Exercise material.
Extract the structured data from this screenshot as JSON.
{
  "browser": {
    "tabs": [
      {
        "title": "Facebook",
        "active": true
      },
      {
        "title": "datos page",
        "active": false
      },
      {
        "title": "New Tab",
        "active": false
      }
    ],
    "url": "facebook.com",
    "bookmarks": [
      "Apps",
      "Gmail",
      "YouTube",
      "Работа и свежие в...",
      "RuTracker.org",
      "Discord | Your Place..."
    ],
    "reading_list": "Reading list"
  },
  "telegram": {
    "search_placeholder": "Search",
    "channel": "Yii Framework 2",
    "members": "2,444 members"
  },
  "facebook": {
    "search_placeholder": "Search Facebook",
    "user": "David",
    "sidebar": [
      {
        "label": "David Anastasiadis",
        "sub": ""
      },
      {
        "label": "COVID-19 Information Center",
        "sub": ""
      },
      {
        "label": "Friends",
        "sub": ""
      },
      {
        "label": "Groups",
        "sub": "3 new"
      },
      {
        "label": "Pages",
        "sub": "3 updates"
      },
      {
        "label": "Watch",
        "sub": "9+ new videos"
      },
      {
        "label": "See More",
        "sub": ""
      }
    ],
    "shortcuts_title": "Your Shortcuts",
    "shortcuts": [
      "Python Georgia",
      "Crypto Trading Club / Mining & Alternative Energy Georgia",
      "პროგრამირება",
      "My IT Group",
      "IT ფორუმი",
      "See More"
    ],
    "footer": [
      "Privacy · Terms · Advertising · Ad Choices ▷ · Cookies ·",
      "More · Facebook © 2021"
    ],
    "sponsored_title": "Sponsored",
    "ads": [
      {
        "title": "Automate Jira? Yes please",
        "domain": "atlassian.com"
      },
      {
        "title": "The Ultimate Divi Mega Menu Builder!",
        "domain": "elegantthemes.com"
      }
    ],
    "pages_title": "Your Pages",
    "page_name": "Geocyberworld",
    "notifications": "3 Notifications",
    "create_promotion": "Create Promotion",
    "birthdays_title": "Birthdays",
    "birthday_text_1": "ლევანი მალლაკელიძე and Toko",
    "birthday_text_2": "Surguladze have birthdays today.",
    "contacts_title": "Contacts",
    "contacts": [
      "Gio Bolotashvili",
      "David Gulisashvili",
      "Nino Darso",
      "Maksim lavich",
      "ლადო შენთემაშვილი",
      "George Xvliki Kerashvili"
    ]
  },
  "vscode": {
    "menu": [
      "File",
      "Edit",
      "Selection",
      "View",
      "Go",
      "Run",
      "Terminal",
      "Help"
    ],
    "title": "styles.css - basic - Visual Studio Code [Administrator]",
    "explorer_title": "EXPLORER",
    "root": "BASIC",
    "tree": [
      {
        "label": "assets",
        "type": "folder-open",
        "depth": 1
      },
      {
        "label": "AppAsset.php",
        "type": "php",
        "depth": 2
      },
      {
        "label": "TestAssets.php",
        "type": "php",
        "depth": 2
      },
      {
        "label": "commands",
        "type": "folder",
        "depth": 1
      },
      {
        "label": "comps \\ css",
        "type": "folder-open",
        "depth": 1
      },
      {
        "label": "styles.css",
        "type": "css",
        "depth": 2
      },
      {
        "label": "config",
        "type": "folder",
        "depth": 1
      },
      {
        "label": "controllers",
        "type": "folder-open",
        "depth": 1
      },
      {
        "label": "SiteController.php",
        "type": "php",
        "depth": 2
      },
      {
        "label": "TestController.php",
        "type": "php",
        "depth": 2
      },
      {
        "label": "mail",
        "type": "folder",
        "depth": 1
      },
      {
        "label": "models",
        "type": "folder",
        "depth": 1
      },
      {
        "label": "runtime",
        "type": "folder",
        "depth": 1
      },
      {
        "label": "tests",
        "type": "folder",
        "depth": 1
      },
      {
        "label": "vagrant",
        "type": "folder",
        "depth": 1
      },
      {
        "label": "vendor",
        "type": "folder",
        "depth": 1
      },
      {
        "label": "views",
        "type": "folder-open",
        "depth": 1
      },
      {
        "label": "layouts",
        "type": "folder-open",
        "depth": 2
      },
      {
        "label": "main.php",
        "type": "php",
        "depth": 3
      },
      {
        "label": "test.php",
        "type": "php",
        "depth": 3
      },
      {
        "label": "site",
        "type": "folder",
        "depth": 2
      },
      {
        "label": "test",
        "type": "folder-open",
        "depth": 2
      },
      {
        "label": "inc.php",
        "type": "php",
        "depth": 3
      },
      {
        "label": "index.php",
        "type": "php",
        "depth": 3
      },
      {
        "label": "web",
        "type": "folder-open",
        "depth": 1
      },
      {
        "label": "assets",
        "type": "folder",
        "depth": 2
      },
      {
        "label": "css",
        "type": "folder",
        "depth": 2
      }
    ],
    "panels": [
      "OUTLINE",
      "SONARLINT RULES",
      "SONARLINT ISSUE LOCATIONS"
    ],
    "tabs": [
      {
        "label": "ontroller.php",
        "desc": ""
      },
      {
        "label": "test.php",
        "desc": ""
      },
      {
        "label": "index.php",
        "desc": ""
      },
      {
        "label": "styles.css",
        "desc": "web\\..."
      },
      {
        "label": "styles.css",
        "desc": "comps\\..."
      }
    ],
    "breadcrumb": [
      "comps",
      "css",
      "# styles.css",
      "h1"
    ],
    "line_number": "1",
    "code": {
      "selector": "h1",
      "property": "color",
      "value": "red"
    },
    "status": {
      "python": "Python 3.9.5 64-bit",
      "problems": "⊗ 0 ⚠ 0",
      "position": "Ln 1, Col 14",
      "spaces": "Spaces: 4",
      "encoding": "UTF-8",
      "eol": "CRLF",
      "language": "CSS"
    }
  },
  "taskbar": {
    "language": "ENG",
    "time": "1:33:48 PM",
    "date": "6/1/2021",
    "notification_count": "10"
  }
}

Task prompt. Repeat each record in full; every line must match exactly.

Final result.
Extract the structured data from this screenshot as JSON.
{
  "browser": {
    "tabs": [
      {
        "title": "Facebook",
        "active": true
      },
      {
        "title": "datos page",
        "active": false
      },
      {
        "title": "New Tab",
        "active": false
      }
    ],
    "url": "facebook.com",
    "bookmarks": [
      "Apps",
      "Gmail",
      "YouTube",
      "Работа и свежие в...",
      "RuTracker.org",
      "Discord | Your Place..."
    ],
    "reading_list": "Reading list"
  },
  "telegram": {
    "search_placeholder": "Search",
    "channel": "Yii Framework 2",
    "members": "2,444 members"
  },
  "facebook": {
    "search_placeholder": "Search Facebook",
    "user": "David",
    "sidebar": [
      {
        "label": "David Anastasiadis",
        "sub": ""
      },
      {
        "label": "COVID-19 Information Center",
        "sub": ""
      },
      {
        "label": "Friends",
        "sub": ""
      },
      {
        "label": "Groups",
        "sub": "3 new"
      },
      {
        "label": "Pages",
        "sub": "3 updates"
      },
      {
        "label": "Watch",
        "sub": "9+ new videos"
      },
      {
        "label": "See More",
        "sub": ""
      }
    ],
    "shortcuts_title": "Your Shortcuts",
    "shortcuts": [
      "Python Georgia",
      "Crypto Trading Club / Mining & Alternative Energy Georgia",
      "პროგრამირება",
      "My IT Group",
      "IT ფორუმი",
      "See More"
    ],
    "footer": [
      "Privacy · Terms · Advertising · Ad Choices ▷ · Cookies ·",
      "More · Facebook © 2021"
    ],
    "sponsored_title": "Sponsored",
    "ads": [
      {
        "title": "Automate Jira? Yes please",
        "domain": "atlassian.com"
      },
      {
        "title": "The Ultimate Divi Mega Menu Builder!",
        "domain": "elegantthemes.com"
      }
    ],
    "pages_title": "Your Pages",
    "page_name": "Geocyberworld",
    "notifications": "3 Notifications",
    "create_promotion": "Create Promotion",
    "birthdays_title": "Birthdays",
    "birthday_text_1": "ლევანი მალლაკელიძე and Toko",
    "birthday_text_2": "Surguladze have birthdays today.",
    "contacts_title": "Contacts",
    "contacts": [
      "Gio Bolotashvili",
      "David Gulisashvili",
      "Nino Darso",
      "Maksim lavich",
      "ლადო შენთემაშვილი",
      "George Xvliki Kerashvili"
    ]
  },
  "vscode": {
    "menu": [
      "File",
      "Edit",
      "Selection",
      "View",
      "Go",
      "Run",
      "Terminal",
      "Help"
    ],
    "title": "styles.css - basic - Visual Studio Code [Administrator]",
    "explorer_title": "EXPLORER",
    "root": "BASIC",
    "tree": [
      {
        "label": "assets",
        "type": "folder-open",
        "depth": 1
      },
      {
        "label": "AppAsset.php",
        "type": "php",
        "depth": 2
      },
      {
        "label": "TestAssets.php",
        "type": "php",
        "depth": 2
      },
      {
        "label": "commands",
        "type": "folder",
        "depth": 1
      },
      {
        "label": "comps \\ css",
        "type": "folder-open",
        "depth": 1
      },
      {
        "label": "styles.css",
        "type": "css",
        "depth": 2
      },
      {
        "label": "config",
        "type": "folder",
        "depth": 1
      },
      {
        "label": "controllers",
        "type": "folder-open",
        "depth": 1
      },
      {
        "label": "SiteController.php",
        "type": "php",
        "depth": 2
      },
      {
        "label": "TestController.php",
        "type": "php",
        "depth": 2
      },
      {
        "label": "mail",
        "type": "folder",
        "depth": 1
      },
      {
        "label": "models",
        "type": "folder",
        "depth": 1
      },
      {
        "label": "runtime",
        "type": "folder",
        "depth": 1
      },
      {
        "label": "tests",
        "type": "folder",
        "depth": 1
      },
      {
        "label": "vagrant",
        "type": "folder",
        "depth": 1
      },
      {
        "label": "vendor",
        "type": "folder",
        "depth": 1
      },
      {
        "label": "views",
        "type": "folder-open",
        "depth": 1
      },
      {
        "label": "layouts",
        "type": "folder-open",
        "depth": 2
      },
      {
        "label": "main.php",
        "type": "php",
        "depth": 3
      },
      {
        "label": "test.php",
        "type": "php",
        "depth": 3
      },
      {
        "label": "site",
        "type": "folder",
        "depth": 2
      },
      {
        "label": "test",
        "type": "folder-open",
        "depth": 2
      },
      {
        "label": "inc.php",
        "type": "php",
        "depth": 3
      },
      {
        "label": "index.php",
        "type": "php",
        "depth": 3
      },
      {
        "label": "web",
        "type": "folder-open",
        "depth": 1
      },
      {
        "label": "assets",
        "type": "folder",
        "depth": 2
      },
      {
        "label": "css",
        "type": "folder",
        "depth": 2
      }
    ],
    "panels": [
      "OUTLINE",
      "SONARLINT RULES",
      "SONARLINT ISSUE LOCATIONS"
    ],
    "tabs": [
      {
        "label": "ontroller.php",
        "desc": ""
      },
      {
        "label": "test.php",
        "desc": ""
      },
      {
        "label": "index.php",
        "desc": ""
      },
      {
        "label": "styles.css",
        "desc": "web\\..."
      },
      {
        "label": "styles.css",
        "desc": "comps\\..."
      }
    ],
    "breadcrumb": [
      "comps",
      "css",
      "# styles.css",
      "h1"
    ],
    "line_number": "1",
    "code": {
      "selector": "h1",
      "property": "color",
      "value": "red"
    },
    "status": {
      "python": "Python 3.9.5 64-bit",
      "problems": "⊗ 0 ⚠ 0",
      "position": "Ln 1, Col 14",
      "spaces": "Spaces: 4",
      "encoding": "UTF-8",
      "eol": "CRLF",
      "language": "CSS"
    }
  },
  "taskbar": {
    "language": "ENG",
    "time": "1:33:48 PM",
    "date": "6/1/2021",
    "notification_count": "10"
  }
}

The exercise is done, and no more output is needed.